__Written exercise__:
Retype these lines with no changes.

(Layout annotation records)
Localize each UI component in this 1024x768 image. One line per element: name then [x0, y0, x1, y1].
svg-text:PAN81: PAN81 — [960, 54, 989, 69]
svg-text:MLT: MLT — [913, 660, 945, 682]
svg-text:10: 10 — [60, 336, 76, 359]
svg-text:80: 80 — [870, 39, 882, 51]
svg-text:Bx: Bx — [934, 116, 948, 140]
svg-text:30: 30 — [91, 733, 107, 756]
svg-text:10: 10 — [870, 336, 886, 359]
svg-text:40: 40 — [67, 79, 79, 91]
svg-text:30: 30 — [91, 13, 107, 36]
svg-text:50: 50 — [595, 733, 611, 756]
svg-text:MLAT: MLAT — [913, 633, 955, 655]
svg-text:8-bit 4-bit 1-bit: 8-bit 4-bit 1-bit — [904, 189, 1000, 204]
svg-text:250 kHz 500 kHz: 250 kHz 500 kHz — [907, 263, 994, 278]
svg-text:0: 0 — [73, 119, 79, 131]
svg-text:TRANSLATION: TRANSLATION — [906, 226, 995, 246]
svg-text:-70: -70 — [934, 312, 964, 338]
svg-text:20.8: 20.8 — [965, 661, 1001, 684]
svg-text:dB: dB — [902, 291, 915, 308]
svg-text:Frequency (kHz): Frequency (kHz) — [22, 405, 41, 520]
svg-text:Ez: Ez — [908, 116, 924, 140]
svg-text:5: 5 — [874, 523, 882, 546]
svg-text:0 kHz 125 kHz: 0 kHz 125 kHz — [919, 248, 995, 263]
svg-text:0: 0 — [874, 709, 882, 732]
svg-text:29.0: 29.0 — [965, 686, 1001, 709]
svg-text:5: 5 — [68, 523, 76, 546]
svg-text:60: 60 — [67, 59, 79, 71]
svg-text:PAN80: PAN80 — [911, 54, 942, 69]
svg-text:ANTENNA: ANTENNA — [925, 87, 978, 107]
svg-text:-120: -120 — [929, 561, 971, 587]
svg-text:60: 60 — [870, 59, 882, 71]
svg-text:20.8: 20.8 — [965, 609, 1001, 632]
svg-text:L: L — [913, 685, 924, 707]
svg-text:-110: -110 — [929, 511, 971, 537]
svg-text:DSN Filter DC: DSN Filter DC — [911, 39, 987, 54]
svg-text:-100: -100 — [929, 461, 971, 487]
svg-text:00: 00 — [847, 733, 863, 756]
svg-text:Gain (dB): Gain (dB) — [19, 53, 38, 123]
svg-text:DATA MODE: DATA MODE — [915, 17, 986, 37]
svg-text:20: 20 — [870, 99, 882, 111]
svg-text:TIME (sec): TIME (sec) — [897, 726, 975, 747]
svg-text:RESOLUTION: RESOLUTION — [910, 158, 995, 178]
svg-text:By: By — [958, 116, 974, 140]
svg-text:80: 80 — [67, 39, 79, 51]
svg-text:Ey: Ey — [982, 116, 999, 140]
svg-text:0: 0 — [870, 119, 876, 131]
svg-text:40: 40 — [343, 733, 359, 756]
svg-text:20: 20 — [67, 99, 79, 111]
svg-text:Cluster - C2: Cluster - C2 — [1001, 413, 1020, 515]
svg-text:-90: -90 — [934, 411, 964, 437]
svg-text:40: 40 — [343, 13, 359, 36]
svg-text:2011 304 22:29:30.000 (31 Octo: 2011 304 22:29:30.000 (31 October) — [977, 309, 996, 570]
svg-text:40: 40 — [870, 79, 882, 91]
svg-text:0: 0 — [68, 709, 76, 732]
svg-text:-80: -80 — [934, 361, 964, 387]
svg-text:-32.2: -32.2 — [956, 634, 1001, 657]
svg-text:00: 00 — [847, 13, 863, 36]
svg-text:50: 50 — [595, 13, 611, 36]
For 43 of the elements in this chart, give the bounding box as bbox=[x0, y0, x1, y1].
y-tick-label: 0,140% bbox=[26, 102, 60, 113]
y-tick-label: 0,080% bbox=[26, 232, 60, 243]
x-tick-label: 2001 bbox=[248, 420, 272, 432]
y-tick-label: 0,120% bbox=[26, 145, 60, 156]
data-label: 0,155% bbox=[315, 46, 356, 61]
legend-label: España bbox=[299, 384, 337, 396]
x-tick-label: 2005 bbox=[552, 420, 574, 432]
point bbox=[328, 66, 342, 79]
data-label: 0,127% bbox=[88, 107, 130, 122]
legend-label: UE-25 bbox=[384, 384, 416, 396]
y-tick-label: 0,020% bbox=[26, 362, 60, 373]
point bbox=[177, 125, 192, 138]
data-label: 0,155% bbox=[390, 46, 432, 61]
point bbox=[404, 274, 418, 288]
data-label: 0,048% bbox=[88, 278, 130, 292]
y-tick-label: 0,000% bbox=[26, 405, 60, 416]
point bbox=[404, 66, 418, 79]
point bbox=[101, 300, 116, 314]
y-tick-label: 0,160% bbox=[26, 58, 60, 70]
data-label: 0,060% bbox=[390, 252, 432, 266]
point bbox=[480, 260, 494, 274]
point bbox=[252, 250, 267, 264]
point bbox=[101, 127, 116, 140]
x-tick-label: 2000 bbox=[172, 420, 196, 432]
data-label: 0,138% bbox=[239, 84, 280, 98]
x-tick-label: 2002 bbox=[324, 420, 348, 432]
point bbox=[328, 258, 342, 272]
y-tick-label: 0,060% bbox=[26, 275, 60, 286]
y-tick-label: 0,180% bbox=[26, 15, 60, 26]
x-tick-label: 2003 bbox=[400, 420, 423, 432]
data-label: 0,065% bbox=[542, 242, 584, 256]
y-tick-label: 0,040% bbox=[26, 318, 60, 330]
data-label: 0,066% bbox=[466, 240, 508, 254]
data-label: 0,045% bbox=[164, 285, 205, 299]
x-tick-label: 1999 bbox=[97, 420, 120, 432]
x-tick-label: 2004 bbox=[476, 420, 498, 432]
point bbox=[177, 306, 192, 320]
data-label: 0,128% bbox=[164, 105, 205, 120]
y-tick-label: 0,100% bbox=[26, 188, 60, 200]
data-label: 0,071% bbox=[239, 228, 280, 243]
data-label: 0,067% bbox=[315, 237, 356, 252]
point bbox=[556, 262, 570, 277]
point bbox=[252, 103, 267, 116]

__Task result__:
Localize each UI component in this 1024x768 image. One line per element: name then [x0, y0, x1, y1].
svg-text:PAN81: PAN81 — [960, 54, 989, 69]
svg-text:MLT: MLT — [913, 660, 945, 682]
svg-text:10: 10 — [60, 336, 76, 359]
svg-text:80: 80 — [870, 39, 882, 51]
svg-text:Bx: Bx — [934, 116, 948, 140]
svg-text:30: 30 — [91, 733, 107, 756]
svg-text:10: 10 — [870, 336, 886, 359]
svg-text:40: 40 — [67, 79, 79, 91]
svg-text:30: 30 — [91, 13, 107, 36]
svg-text:50: 50 — [595, 733, 611, 756]
svg-text:MLAT: MLAT — [913, 633, 955, 655]
svg-text:8-bit 4-bit 1-bit: 8-bit 4-bit 1-bit — [904, 189, 1000, 204]
svg-text:250 kHz 500 kHz: 250 kHz 500 kHz — [907, 263, 994, 278]
svg-text:0: 0 — [73, 119, 79, 131]
svg-text:TRANSLATION: TRANSLATION — [906, 226, 995, 246]
svg-text:-70: -70 — [934, 312, 964, 338]
svg-text:20.8: 20.8 — [965, 661, 1001, 684]
svg-text:dB: dB — [902, 291, 915, 308]
svg-text:Frequency (kHz): Frequency (kHz) — [22, 405, 41, 520]
svg-text:Ez: Ez — [908, 116, 924, 140]
svg-text:5: 5 — [874, 523, 882, 546]
svg-text:0 kHz 125 kHz: 0 kHz 125 kHz — [919, 248, 995, 263]
svg-text:0: 0 — [874, 709, 882, 732]
svg-text:29.0: 29.0 — [965, 686, 1001, 709]
svg-text:5: 5 — [68, 523, 76, 546]
svg-text:60: 60 — [67, 59, 79, 71]
svg-text:PAN80: PAN80 — [911, 54, 942, 69]
svg-text:ANTENNA: ANTENNA — [925, 87, 978, 107]
svg-text:-120: -120 — [929, 561, 971, 587]
svg-text:60: 60 — [870, 59, 882, 71]
svg-text:20.8: 20.8 — [965, 609, 1001, 632]
svg-text:L: L — [913, 685, 924, 707]
svg-text:-110: -110 — [929, 511, 971, 537]
svg-text:DSN Filter DC: DSN Filter DC — [911, 39, 987, 54]
svg-text:-100: -100 — [929, 461, 971, 487]
svg-text:00: 00 — [847, 733, 863, 756]
svg-text:Gain (dB): Gain (dB) — [19, 53, 38, 123]
svg-text:DATA MODE: DATA MODE — [915, 17, 986, 37]
svg-text:20: 20 — [870, 99, 882, 111]
svg-text:TIME (sec): TIME (sec) — [897, 726, 975, 747]
svg-text:RESOLUTION: RESOLUTION — [910, 158, 995, 178]
svg-text:By: By — [958, 116, 974, 140]
svg-text:80: 80 — [67, 39, 79, 51]
svg-text:Ey: Ey — [982, 116, 999, 140]
svg-text:0: 0 — [870, 119, 876, 131]
svg-text:40: 40 — [343, 733, 359, 756]
svg-text:20: 20 — [67, 99, 79, 111]
svg-text:Cluster - C2: Cluster - C2 — [1001, 413, 1020, 515]
svg-text:-90: -90 — [934, 411, 964, 437]
svg-text:40: 40 — [343, 13, 359, 36]
svg-text:2011 304 22:29:30.000 (31 Octo: 2011 304 22:29:30.000 (31 October) — [977, 309, 996, 570]
svg-text:40: 40 — [870, 79, 882, 91]
svg-text:0: 0 — [68, 709, 76, 732]
svg-text:-80: -80 — [934, 361, 964, 387]
svg-text:-32.2: -32.2 — [956, 634, 1001, 657]
svg-text:00: 00 — [847, 13, 863, 36]
svg-text:50: 50 — [595, 13, 611, 36]
For 43 of the elements in this chart, give the bounding box as bbox=[x0, y0, x1, y1].
y-tick-label: 0,140% bbox=[26, 102, 60, 113]
y-tick-label: 0,080% bbox=[26, 232, 60, 243]
x-tick-label: 2001 bbox=[248, 420, 272, 432]
y-tick-label: 0,120% bbox=[26, 145, 60, 156]
data-label: 0,155% bbox=[315, 46, 356, 61]
legend-label: España bbox=[299, 384, 337, 396]
x-tick-label: 2005 bbox=[552, 420, 574, 432]
point bbox=[328, 66, 342, 79]
data-label: 0,127% bbox=[88, 107, 130, 122]
legend-label: UE-25 bbox=[384, 384, 416, 396]
y-tick-label: 0,020% bbox=[26, 362, 60, 373]
point bbox=[177, 125, 192, 138]
data-label: 0,155% bbox=[390, 46, 432, 61]
point bbox=[404, 274, 418, 288]
data-label: 0,048% bbox=[88, 278, 130, 292]
y-tick-label: 0,000% bbox=[26, 405, 60, 416]
point bbox=[404, 66, 418, 79]
point bbox=[101, 300, 116, 314]
y-tick-label: 0,160% bbox=[26, 58, 60, 70]
data-label: 0,060% bbox=[390, 252, 432, 266]
point bbox=[480, 260, 494, 274]
point bbox=[252, 250, 267, 264]
point bbox=[101, 127, 116, 140]
x-tick-label: 2000 bbox=[172, 420, 196, 432]
data-label: 0,138% bbox=[239, 84, 280, 98]
x-tick-label: 2002 bbox=[324, 420, 348, 432]
point bbox=[328, 258, 342, 272]
y-tick-label: 0,060% bbox=[26, 275, 60, 286]
y-tick-label: 0,180% bbox=[26, 15, 60, 26]
x-tick-label: 2003 bbox=[400, 420, 423, 432]
data-label: 0,065% bbox=[542, 242, 584, 256]
y-tick-label: 0,040% bbox=[26, 318, 60, 330]
data-label: 0,066% bbox=[466, 240, 508, 254]
data-label: 0,045% bbox=[164, 285, 205, 299]
x-tick-label: 1999 bbox=[97, 420, 120, 432]
x-tick-label: 2004 bbox=[476, 420, 498, 432]
point bbox=[177, 306, 192, 320]
data-label: 0,128% bbox=[164, 105, 205, 120]
y-tick-label: 0,100% bbox=[26, 188, 60, 200]
data-label: 0,071% bbox=[239, 228, 280, 243]
data-label: 0,067% bbox=[315, 237, 356, 252]
point bbox=[556, 262, 570, 277]
point bbox=[252, 103, 267, 116]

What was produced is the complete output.